▸ WHAT YOU HAVE TO DO: Look through the data below. Pick out the lines holding the string "Linker".

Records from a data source
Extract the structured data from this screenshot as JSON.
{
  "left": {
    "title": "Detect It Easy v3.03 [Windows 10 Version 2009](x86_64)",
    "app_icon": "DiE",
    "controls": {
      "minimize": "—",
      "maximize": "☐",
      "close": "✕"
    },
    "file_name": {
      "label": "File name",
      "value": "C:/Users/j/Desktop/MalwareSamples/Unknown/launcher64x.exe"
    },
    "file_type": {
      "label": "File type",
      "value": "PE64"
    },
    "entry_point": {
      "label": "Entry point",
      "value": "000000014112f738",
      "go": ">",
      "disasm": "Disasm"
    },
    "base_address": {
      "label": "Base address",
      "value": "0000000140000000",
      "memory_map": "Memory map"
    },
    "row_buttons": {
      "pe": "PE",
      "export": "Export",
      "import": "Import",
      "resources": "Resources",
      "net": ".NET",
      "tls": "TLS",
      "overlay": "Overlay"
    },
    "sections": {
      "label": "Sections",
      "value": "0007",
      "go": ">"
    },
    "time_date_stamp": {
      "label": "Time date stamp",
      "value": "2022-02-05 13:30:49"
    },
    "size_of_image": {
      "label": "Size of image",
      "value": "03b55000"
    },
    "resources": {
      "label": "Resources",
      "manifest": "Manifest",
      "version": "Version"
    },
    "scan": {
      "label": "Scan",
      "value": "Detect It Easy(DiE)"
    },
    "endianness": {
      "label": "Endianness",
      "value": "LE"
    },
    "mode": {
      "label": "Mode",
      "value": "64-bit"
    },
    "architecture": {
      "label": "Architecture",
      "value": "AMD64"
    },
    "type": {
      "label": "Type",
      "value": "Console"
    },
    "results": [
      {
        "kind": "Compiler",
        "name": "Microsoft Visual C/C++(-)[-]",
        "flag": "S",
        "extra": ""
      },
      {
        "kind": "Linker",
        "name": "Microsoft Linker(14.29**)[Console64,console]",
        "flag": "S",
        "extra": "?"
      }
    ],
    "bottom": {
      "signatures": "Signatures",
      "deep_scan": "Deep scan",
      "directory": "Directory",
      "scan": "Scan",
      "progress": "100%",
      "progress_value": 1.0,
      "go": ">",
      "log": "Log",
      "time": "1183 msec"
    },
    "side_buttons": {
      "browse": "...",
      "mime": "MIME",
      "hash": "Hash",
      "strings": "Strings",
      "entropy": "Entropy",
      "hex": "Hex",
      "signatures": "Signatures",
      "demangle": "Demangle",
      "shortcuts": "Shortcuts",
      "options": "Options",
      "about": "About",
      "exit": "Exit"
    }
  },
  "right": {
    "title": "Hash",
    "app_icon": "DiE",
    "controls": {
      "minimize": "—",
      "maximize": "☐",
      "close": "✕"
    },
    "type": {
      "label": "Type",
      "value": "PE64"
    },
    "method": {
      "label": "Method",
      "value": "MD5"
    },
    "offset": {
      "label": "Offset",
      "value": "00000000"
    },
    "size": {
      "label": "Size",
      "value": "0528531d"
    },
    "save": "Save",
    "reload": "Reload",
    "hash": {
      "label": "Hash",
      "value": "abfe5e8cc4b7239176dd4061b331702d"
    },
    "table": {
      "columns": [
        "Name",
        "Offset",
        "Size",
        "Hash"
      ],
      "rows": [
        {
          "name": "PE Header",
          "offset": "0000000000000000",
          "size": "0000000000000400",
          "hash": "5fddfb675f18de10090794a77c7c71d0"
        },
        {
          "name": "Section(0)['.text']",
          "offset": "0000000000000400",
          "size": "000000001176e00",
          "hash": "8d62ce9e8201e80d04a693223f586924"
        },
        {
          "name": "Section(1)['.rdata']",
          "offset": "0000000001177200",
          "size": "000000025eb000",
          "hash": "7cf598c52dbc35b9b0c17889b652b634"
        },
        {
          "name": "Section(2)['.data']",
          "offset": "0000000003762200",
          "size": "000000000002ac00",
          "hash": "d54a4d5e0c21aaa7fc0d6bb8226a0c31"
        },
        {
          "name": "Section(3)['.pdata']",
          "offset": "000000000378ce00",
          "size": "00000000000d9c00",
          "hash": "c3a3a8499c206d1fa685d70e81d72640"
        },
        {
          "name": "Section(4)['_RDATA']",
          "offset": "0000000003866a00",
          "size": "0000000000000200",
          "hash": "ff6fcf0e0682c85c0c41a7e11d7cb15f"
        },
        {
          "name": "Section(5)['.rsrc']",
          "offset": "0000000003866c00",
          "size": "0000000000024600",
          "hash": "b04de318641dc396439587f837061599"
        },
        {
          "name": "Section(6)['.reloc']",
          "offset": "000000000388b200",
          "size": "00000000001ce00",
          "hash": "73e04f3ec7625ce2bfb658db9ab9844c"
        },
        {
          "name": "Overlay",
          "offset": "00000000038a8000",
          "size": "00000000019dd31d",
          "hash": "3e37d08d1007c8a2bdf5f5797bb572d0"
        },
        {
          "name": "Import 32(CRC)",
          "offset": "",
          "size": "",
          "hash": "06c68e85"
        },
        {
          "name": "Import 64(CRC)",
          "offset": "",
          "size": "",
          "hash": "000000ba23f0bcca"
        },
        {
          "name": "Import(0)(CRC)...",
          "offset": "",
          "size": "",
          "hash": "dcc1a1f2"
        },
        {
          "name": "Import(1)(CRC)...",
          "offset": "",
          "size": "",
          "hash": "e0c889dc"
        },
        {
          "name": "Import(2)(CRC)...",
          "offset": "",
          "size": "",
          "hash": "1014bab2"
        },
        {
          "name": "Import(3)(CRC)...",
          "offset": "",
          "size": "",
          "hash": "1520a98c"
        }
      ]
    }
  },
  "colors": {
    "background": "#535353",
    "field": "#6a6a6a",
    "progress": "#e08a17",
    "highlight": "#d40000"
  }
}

▸ CORRECT RESULT:
        "kind": "Linker",
        "name": "Microsoft Linker(14.29**)[Console64,console]",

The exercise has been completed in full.